WHAT IS BEING ASKED:
Scan the entries below. List each line with "péče".

RECORDS TO USE:

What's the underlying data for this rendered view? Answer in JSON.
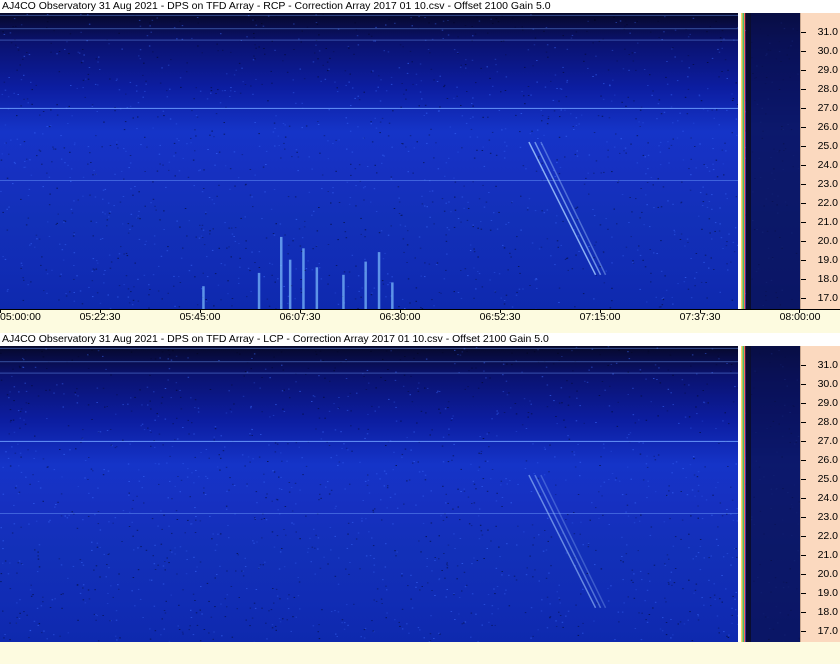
{
  "panels": [
    {
      "title": "AJ4CO Observatory 31 Aug 2021  -  DPS on TFD Array  -  RCP  -  Correction Array 2017 01 10.csv  -  Offset 2100  Gain 5.0"
    },
    {
      "title": "AJ4CO Observatory 31 Aug 2021  -  DPS on TFD Array  -  LCP  -  Correction Array 2017 01 10.csv  -  Offset 2100  Gain 5.0"
    }
  ],
  "chart_data": [
    {
      "type": "heatmap",
      "title": "AJ4CO Observatory 31 Aug 2021  -  DPS on TFD Array  -  RCP  -  Correction Array 2017 01 10.csv  -  Offset 2100  Gain 5.0",
      "polarization": "RCP",
      "x_axis": {
        "ticks": [
          "05:00:00",
          "05:22:30",
          "05:45:00",
          "06:07:30",
          "06:30:00",
          "06:52:30",
          "07:15:00",
          "07:37:30",
          "08:00:00"
        ],
        "range": [
          "05:00:00",
          "08:00:00"
        ]
      },
      "y_axis": {
        "ticks": [
          "17.0",
          "18.0",
          "19.0",
          "20.0",
          "21.0",
          "22.0",
          "23.0",
          "24.0",
          "25.0",
          "26.0",
          "27.0",
          "28.0",
          "29.0",
          "30.0",
          "31.0"
        ],
        "range": [
          16.4,
          32.0
        ]
      },
      "colormap": [
        "#06082a",
        "#0a1270",
        "#1534c8",
        "#4d8bff",
        "#bfe4ff"
      ]
    },
    {
      "type": "heatmap",
      "title": "AJ4CO Observatory 31 Aug 2021  -  DPS on TFD Array  -  LCP  -  Correction Array 2017 01 10.csv  -  Offset 2100  Gain 5.0",
      "polarization": "LCP",
      "x_axis": {
        "ticks": [],
        "range": [
          "05:00:00",
          "08:00:00"
        ]
      },
      "y_axis": {
        "ticks": [
          "17.0",
          "18.0",
          "19.0",
          "20.0",
          "21.0",
          "22.0",
          "23.0",
          "24.0",
          "25.0",
          "26.0",
          "27.0",
          "28.0",
          "29.0",
          "30.0",
          "31.0"
        ],
        "range": [
          16.4,
          32.0
        ]
      },
      "colormap": [
        "#06082a",
        "#0a1270",
        "#1534c8",
        "#4d8bff",
        "#bfe4ff"
      ]
    }
  ]
}
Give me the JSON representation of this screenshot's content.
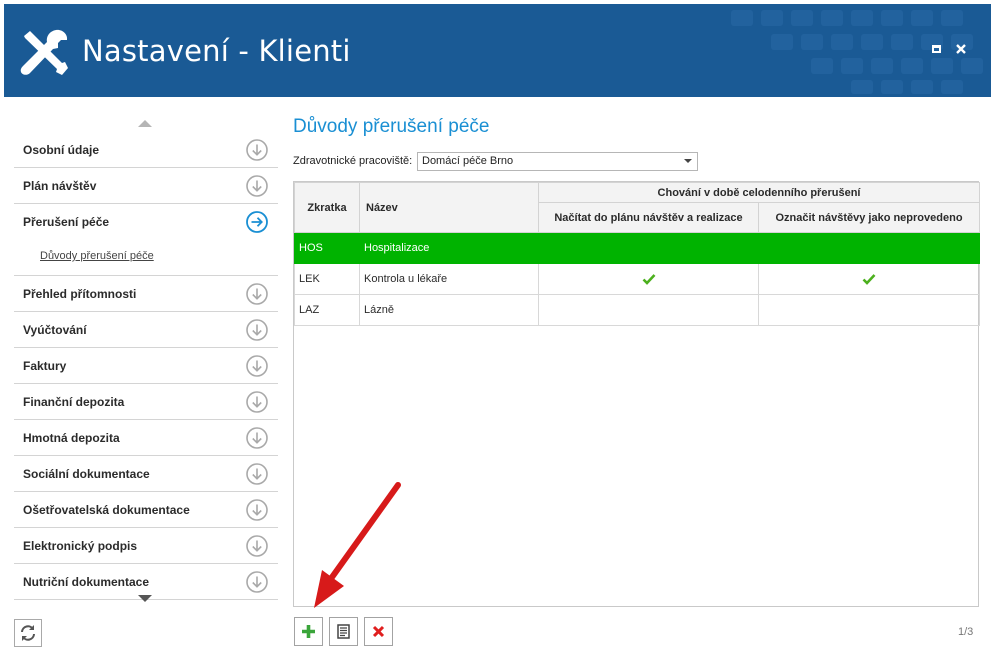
{
  "window": {
    "title": "Nastavení - Klienti"
  },
  "colors": {
    "header_bg": "#1a5a95",
    "accent": "#1a8fd3",
    "selected_row": "#00b300",
    "check": "#4cb01e",
    "delete": "#e01f1f",
    "annotation_arrow": "#d71a1a"
  },
  "sidebar": {
    "items": [
      {
        "label": "Osobní údaje"
      },
      {
        "label": "Plán návštěv"
      },
      {
        "label": "Přerušení péče",
        "active": true,
        "sub": "Důvody přerušení péče"
      },
      {
        "label": "Přehled přítomnosti"
      },
      {
        "label": "Vyúčtování"
      },
      {
        "label": "Faktury"
      },
      {
        "label": "Finanční depozita"
      },
      {
        "label": "Hmotná depozita"
      },
      {
        "label": "Sociální dokumentace"
      },
      {
        "label": "Ošetřovatelská dokumentace"
      },
      {
        "label": "Elektronický podpis"
      },
      {
        "label": "Nutriční dokumentace"
      }
    ]
  },
  "main": {
    "title": "Důvody přerušení péče",
    "workplace_label": "Zdravotnické pracoviště:",
    "workplace_value": "Domácí péče Brno",
    "grid": {
      "col_code": "Zkratka",
      "col_name": "Název",
      "group_header": "Chování v době celodenního přerušení",
      "col_load": "Načítat do plánu návštěv a realizace",
      "col_mark": "Označit návštěvy jako neprovedeno",
      "rows": [
        {
          "code": "HOS",
          "name": "Hospitalizace",
          "load": false,
          "mark": false,
          "selected": true
        },
        {
          "code": "LEK",
          "name": "Kontrola u lékaře",
          "load": true,
          "mark": true,
          "selected": false
        },
        {
          "code": "LAZ",
          "name": "Lázně",
          "load": false,
          "mark": false,
          "selected": false
        }
      ]
    },
    "pager": "1/3"
  },
  "icons": {
    "header": "tools-icon",
    "nav_collapsed": "circle-arrow-down-icon",
    "nav_active": "circle-arrow-right-icon",
    "refresh": "refresh-icon",
    "add": "plus-icon",
    "detail": "document-icon",
    "delete": "close-icon",
    "row_check": "check-icon"
  }
}
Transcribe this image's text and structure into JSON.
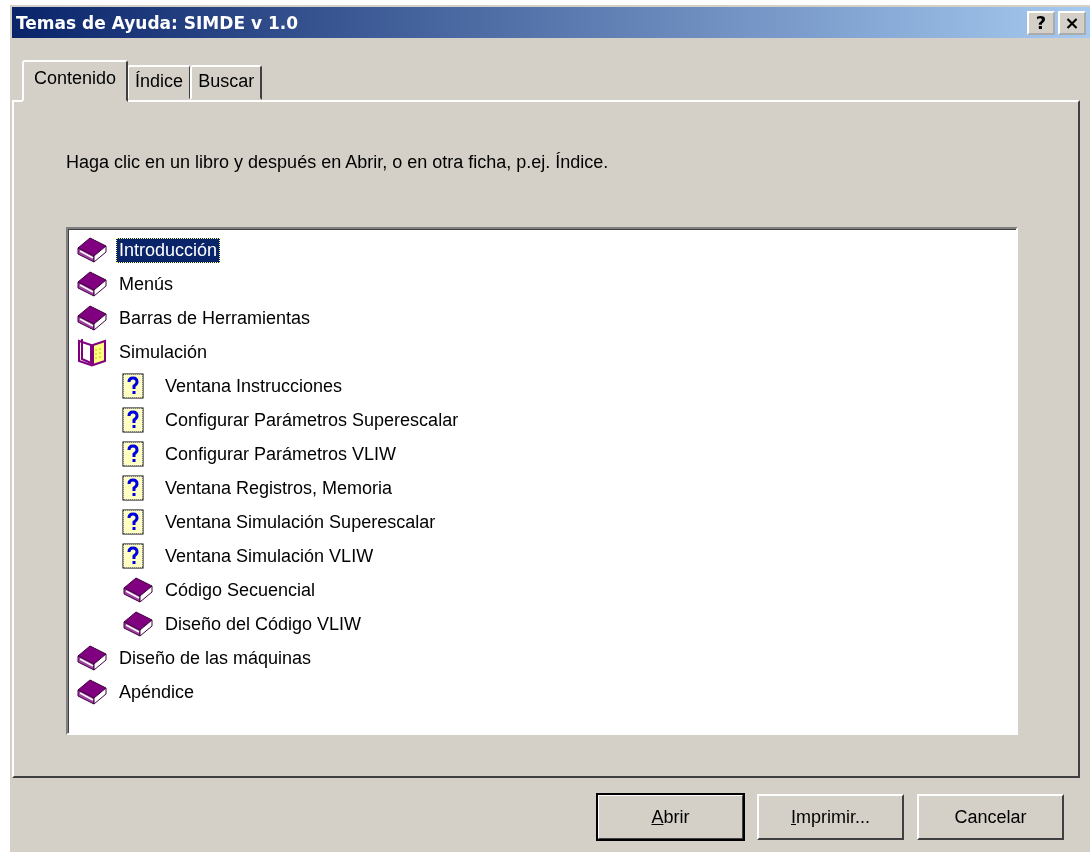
{
  "window": {
    "title": "Temas de Ayuda: SIMDE v 1.0",
    "title_buttons": [
      "?",
      "×"
    ]
  },
  "tabs": [
    {
      "label": "Contenido",
      "selected": true
    },
    {
      "label": "Índice",
      "selected": false
    },
    {
      "label": "Buscar",
      "selected": false
    }
  ],
  "instruction": "Haga clic en un libro y después en Abrir, o en otra ficha, p.ej. Índice.",
  "tree": [
    {
      "kind": "book",
      "label": "Introducción",
      "selected": true,
      "expanded": false
    },
    {
      "kind": "book",
      "label": "Menús",
      "selected": false,
      "expanded": false
    },
    {
      "kind": "book",
      "label": "Barras de Herramientas",
      "selected": false,
      "expanded": false
    },
    {
      "kind": "book",
      "label": "Simulación",
      "selected": false,
      "expanded": true,
      "children": [
        {
          "kind": "page",
          "label": "Ventana Instrucciones",
          "selected": false
        },
        {
          "kind": "page",
          "label": "Configurar Parámetros Superescalar",
          "selected": false
        },
        {
          "kind": "page",
          "label": "Configurar Parámetros VLIW",
          "selected": false
        },
        {
          "kind": "page",
          "label": "Ventana Registros, Memoria",
          "selected": false
        },
        {
          "kind": "page",
          "label": "Ventana Simulación Superescalar",
          "selected": false
        },
        {
          "kind": "page",
          "label": "Ventana Simulación VLIW",
          "selected": false
        },
        {
          "kind": "book",
          "label": "Código Secuencial",
          "selected": false,
          "expanded": false
        },
        {
          "kind": "book",
          "label": "Diseño del Código VLIW",
          "selected": false,
          "expanded": false
        }
      ]
    },
    {
      "kind": "book",
      "label": "Diseño de las máquinas",
      "selected": false,
      "expanded": false
    },
    {
      "kind": "book",
      "label": "Apéndice",
      "selected": false,
      "expanded": false
    }
  ],
  "buttons": [
    {
      "label": "Abrir",
      "default": true,
      "underline_first": true
    },
    {
      "label": "Imprimir...",
      "default": false,
      "underline_first": true
    },
    {
      "label": "Cancelar",
      "default": false,
      "underline_first": false
    }
  ]
}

TASK RESPONSE:
        "label": "Přerušení péče",
        "sub": "Důvody přerušení péče"
    "title": "Důvody přerušení péče",
    "workplace_value": "Domácí péče Brno",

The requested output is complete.